Excerpted data:

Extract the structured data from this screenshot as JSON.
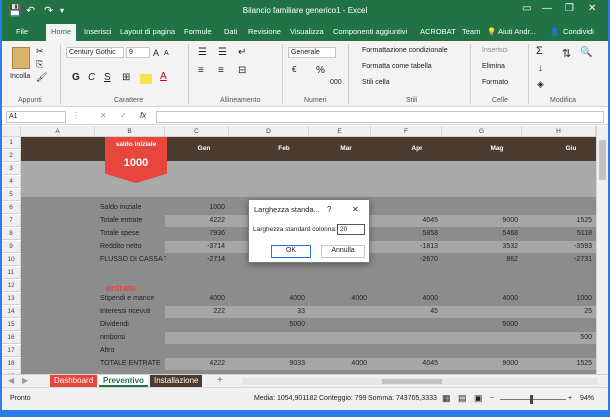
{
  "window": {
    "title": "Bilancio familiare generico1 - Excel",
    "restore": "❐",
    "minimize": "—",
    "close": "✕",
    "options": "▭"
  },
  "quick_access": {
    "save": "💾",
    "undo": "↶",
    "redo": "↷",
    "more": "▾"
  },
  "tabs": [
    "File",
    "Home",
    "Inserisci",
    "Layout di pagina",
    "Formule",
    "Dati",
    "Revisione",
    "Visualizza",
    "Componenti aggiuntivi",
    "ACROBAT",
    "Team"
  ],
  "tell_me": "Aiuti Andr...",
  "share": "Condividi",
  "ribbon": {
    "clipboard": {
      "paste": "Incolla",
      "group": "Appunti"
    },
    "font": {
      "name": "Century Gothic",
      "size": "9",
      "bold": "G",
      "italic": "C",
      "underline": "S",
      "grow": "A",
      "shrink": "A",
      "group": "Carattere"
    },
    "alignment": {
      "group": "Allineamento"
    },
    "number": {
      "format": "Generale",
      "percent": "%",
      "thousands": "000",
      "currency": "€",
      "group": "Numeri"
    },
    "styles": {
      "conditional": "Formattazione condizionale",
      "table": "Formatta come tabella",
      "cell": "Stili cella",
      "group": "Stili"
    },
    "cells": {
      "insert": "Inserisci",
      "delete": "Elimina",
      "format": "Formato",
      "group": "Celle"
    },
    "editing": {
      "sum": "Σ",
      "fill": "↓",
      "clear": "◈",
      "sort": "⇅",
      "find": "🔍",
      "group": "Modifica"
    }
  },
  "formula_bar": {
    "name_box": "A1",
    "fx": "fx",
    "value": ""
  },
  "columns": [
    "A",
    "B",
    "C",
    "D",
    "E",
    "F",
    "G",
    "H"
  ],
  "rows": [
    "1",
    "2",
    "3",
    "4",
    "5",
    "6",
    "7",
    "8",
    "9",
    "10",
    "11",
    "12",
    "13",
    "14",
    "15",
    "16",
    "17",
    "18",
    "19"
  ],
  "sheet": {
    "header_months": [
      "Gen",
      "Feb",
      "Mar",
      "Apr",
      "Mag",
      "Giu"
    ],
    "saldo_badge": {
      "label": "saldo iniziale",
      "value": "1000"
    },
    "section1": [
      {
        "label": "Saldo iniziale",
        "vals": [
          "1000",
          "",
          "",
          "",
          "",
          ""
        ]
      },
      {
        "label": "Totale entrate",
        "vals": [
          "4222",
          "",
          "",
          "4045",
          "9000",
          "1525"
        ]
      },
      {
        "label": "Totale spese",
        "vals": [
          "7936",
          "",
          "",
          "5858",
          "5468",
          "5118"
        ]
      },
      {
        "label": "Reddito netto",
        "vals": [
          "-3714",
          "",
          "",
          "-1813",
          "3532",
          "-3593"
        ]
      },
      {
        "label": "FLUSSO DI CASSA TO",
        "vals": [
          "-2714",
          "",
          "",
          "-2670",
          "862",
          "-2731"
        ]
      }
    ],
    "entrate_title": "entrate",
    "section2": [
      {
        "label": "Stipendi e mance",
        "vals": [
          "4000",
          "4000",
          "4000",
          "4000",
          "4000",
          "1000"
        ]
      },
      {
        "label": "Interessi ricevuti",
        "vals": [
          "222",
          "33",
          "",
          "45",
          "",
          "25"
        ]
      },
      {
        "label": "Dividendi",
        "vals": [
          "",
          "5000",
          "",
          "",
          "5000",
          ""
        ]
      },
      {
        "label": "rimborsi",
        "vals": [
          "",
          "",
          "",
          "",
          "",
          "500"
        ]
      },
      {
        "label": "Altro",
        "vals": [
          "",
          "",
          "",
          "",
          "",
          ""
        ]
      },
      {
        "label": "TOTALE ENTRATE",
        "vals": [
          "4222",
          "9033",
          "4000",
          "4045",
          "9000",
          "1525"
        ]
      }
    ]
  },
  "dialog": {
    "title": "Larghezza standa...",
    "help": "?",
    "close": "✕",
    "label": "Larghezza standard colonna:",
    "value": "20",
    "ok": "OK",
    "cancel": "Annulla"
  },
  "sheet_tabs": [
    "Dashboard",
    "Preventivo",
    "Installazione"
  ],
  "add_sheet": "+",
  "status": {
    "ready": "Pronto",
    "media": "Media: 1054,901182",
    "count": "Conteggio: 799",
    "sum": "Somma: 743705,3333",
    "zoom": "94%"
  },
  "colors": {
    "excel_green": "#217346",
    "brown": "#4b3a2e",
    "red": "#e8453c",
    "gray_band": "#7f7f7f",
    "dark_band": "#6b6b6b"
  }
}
* * *
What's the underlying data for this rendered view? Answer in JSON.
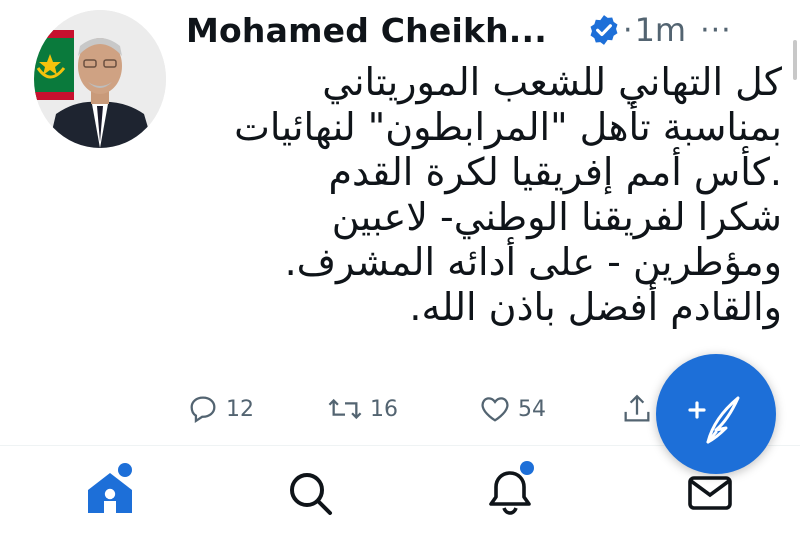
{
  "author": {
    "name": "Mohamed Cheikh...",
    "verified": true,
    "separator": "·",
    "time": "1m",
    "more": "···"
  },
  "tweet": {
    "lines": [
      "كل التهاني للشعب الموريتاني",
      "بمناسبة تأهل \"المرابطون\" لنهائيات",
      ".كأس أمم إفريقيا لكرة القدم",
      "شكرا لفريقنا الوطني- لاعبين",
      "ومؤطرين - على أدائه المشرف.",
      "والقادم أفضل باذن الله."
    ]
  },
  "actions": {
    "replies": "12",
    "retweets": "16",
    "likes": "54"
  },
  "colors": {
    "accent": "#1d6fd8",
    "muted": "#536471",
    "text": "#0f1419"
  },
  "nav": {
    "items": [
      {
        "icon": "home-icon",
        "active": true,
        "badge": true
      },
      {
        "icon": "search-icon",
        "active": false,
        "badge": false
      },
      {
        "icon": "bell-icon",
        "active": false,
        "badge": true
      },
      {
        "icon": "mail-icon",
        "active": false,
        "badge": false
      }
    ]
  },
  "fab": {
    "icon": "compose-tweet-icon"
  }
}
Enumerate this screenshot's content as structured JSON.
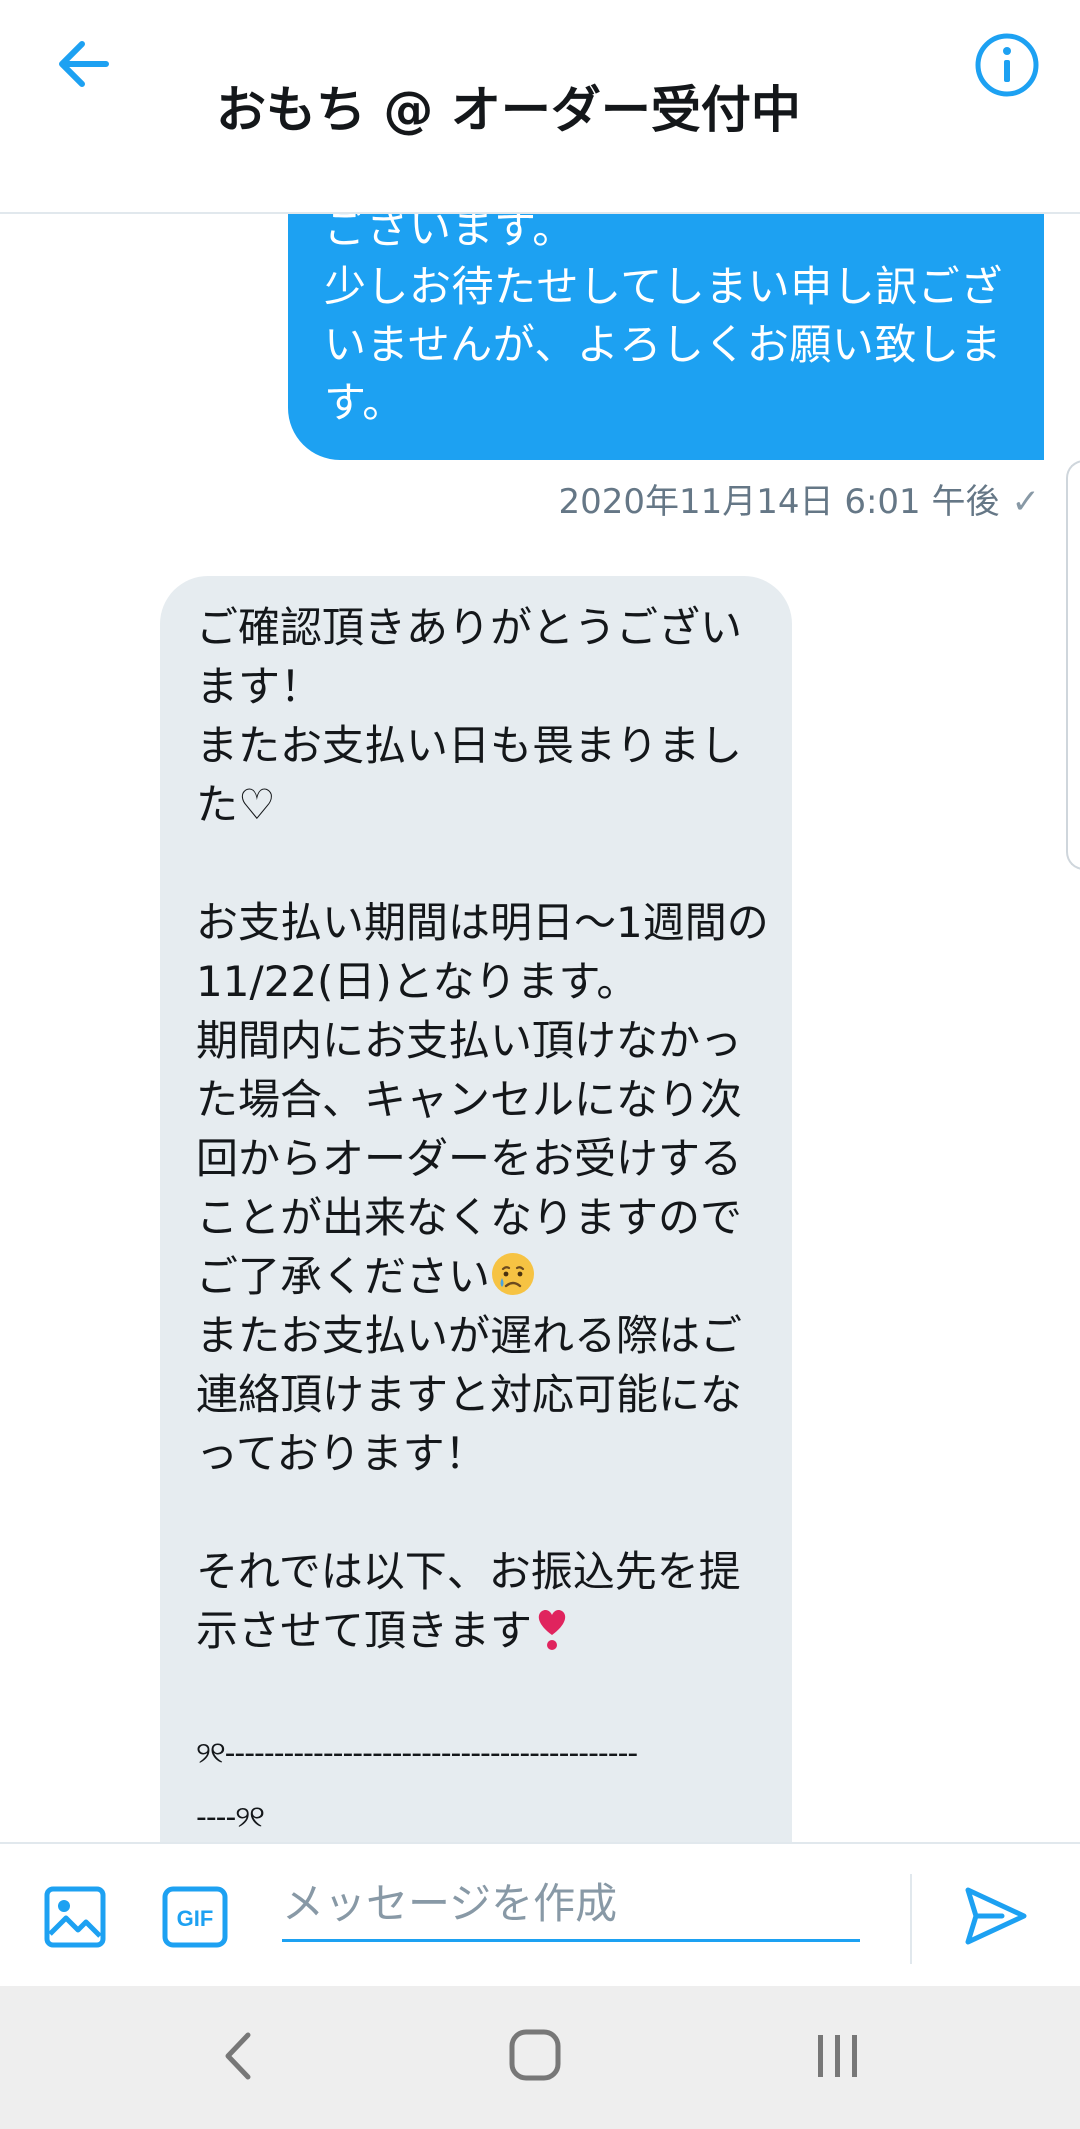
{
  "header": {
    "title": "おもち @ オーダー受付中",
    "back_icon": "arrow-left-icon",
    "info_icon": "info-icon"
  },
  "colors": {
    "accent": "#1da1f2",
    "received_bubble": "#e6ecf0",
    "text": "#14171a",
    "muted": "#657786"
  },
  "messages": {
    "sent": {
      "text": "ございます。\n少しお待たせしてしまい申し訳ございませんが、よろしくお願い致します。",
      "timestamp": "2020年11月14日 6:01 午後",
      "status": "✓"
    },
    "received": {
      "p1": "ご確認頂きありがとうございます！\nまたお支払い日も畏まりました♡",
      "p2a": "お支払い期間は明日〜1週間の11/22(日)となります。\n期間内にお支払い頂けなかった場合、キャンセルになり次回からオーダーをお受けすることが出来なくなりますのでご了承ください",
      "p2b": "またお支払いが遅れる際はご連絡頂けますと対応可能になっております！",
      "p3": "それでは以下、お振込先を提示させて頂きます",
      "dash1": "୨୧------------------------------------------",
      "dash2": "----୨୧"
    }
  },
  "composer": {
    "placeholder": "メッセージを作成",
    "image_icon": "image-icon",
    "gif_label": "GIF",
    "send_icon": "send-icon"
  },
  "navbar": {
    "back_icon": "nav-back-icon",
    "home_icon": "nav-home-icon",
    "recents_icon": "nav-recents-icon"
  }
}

Your goal: Reply with nothing but the number of lines in the data above that contain "iniziale".

Task result: 2